* Begin ENTRIES PROVIDED *
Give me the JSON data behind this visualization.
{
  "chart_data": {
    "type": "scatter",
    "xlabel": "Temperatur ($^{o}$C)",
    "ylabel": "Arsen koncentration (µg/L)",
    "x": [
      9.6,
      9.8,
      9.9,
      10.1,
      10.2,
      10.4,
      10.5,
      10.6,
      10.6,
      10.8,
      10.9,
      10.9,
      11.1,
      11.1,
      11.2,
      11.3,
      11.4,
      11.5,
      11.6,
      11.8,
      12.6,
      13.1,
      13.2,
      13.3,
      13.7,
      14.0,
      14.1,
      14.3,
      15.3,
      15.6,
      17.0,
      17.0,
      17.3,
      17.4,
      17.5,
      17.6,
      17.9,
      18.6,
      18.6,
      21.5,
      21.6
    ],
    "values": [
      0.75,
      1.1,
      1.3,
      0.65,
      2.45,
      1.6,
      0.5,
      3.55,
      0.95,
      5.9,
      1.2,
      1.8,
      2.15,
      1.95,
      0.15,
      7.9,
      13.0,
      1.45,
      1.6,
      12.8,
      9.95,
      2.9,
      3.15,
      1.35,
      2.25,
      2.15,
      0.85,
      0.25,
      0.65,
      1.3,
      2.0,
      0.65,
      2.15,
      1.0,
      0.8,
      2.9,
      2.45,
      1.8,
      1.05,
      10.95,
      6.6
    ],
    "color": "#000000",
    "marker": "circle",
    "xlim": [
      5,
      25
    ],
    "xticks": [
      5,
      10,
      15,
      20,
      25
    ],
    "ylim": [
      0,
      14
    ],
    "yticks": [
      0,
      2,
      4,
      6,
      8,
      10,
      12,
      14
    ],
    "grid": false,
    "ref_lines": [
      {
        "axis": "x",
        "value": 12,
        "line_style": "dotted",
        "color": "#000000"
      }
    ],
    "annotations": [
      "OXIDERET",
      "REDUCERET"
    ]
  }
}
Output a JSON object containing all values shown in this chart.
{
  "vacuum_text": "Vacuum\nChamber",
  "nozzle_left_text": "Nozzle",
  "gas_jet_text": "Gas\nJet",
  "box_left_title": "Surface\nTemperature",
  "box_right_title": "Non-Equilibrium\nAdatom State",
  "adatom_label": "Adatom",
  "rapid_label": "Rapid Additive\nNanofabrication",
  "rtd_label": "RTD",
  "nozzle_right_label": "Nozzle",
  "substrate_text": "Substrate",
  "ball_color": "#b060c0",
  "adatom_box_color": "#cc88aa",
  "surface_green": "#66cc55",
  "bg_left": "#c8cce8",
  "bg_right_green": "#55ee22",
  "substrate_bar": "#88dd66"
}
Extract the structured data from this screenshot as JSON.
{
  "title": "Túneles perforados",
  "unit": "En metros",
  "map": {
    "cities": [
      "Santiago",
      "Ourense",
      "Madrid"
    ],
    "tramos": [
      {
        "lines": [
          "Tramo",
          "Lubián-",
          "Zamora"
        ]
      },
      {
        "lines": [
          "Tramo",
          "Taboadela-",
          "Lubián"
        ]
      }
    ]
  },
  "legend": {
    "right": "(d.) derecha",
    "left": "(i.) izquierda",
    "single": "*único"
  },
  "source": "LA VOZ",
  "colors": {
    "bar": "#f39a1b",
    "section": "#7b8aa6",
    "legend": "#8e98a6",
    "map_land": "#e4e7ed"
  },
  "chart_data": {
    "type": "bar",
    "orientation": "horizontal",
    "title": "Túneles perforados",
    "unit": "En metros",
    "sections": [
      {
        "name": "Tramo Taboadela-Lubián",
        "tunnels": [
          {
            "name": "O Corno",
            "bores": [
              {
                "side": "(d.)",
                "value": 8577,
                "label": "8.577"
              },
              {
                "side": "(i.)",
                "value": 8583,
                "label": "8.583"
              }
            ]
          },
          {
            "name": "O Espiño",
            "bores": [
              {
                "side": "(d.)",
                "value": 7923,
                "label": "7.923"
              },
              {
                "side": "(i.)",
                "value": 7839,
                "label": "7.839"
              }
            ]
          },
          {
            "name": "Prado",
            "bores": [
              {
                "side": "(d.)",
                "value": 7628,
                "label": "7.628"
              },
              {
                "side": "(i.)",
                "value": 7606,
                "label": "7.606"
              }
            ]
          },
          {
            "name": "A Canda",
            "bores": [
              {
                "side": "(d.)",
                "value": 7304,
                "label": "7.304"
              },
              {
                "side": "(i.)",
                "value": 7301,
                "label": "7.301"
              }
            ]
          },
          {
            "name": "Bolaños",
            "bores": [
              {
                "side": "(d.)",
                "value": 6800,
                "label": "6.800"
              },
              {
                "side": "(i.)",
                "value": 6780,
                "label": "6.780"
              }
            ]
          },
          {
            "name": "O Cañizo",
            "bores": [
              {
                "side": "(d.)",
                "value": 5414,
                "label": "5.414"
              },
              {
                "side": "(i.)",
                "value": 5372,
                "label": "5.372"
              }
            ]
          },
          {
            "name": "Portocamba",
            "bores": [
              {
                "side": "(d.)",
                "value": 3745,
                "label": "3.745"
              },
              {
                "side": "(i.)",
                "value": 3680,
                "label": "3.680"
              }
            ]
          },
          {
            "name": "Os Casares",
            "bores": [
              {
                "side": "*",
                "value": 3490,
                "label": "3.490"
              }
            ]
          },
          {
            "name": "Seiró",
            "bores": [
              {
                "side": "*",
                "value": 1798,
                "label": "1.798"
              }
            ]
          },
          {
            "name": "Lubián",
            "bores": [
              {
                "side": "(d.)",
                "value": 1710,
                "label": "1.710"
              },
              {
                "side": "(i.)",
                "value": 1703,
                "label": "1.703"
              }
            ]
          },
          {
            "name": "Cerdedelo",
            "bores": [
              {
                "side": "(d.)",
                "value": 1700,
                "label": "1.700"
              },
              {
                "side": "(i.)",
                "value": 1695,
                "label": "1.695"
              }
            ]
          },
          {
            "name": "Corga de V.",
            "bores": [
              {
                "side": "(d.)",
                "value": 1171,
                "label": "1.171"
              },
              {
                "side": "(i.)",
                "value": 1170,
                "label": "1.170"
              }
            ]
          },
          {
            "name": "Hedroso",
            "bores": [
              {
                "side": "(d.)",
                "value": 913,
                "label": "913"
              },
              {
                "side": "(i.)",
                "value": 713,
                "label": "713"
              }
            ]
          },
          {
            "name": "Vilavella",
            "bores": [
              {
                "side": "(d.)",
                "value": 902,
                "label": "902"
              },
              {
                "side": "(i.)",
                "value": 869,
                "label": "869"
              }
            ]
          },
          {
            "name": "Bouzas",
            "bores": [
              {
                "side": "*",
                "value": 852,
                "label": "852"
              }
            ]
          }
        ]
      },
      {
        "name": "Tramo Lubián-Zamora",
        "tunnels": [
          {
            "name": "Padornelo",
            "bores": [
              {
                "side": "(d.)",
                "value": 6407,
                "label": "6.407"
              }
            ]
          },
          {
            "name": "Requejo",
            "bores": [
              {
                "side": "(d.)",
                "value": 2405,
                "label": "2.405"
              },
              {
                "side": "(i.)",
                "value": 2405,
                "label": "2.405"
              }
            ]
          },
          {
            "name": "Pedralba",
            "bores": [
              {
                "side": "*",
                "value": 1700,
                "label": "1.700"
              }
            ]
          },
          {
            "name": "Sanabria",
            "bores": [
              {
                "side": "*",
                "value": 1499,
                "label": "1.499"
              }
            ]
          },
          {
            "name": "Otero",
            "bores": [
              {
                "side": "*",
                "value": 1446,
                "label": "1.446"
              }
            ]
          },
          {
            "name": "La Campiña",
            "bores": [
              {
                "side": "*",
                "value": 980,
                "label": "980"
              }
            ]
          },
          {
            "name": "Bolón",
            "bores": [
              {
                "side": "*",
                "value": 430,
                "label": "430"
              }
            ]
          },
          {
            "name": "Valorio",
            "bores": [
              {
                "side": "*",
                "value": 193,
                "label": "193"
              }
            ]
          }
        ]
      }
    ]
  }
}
* End ENTRIES PROVIDED *
• SET PROBLEM:
Sift the material for lines with the string "values". Copy each one found.

• TASK ANSWER:
    "values": [
Output a JSON object containing all values shown in this chart.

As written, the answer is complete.